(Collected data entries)
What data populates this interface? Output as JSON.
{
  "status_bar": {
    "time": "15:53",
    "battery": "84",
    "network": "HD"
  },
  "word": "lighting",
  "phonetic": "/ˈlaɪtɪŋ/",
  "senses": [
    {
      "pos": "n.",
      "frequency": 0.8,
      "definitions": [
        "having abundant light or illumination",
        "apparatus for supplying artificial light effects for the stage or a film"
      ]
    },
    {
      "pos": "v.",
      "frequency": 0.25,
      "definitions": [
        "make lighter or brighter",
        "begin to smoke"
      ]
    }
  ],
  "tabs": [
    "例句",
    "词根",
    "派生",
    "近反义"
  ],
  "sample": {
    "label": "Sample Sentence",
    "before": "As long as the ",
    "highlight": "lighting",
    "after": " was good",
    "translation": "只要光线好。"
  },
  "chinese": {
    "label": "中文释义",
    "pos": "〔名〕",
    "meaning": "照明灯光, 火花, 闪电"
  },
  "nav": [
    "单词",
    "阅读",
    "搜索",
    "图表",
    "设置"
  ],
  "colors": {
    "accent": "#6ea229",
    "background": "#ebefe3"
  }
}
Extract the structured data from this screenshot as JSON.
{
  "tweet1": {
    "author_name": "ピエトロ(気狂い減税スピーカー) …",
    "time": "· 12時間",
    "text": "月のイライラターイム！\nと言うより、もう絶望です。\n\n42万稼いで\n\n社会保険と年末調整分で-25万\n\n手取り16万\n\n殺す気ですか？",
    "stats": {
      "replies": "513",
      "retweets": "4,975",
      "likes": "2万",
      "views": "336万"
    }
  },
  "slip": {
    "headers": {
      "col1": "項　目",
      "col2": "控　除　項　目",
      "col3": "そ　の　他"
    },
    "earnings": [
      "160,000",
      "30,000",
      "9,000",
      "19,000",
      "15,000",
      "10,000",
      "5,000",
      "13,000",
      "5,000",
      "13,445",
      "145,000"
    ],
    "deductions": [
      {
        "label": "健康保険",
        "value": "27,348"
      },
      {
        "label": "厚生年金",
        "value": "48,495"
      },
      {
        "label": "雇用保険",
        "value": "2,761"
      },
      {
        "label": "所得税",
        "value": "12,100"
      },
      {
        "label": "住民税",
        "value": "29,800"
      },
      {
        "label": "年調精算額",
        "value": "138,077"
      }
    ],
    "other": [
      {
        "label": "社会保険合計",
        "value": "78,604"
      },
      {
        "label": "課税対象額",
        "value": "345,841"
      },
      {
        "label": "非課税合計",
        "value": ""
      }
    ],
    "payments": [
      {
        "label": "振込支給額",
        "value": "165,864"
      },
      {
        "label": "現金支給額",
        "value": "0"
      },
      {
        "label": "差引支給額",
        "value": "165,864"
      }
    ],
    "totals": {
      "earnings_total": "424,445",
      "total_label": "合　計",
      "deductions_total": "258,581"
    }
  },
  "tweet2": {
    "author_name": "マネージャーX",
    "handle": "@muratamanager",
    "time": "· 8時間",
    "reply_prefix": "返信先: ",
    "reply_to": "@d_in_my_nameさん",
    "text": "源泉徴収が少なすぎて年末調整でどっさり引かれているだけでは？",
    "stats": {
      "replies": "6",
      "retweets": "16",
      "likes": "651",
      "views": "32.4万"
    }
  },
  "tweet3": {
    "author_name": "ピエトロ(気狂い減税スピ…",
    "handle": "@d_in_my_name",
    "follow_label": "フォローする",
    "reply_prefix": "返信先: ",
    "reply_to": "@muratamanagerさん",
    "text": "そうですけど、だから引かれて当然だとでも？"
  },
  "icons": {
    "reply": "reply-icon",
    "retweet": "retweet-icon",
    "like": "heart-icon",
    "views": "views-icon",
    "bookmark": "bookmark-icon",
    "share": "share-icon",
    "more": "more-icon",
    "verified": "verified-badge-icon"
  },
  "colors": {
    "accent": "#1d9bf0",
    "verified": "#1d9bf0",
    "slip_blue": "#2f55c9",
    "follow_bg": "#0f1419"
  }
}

• The request:
Going through the data above, count the lines where the string "verified" appears, and answer with only that number.

• The result:
2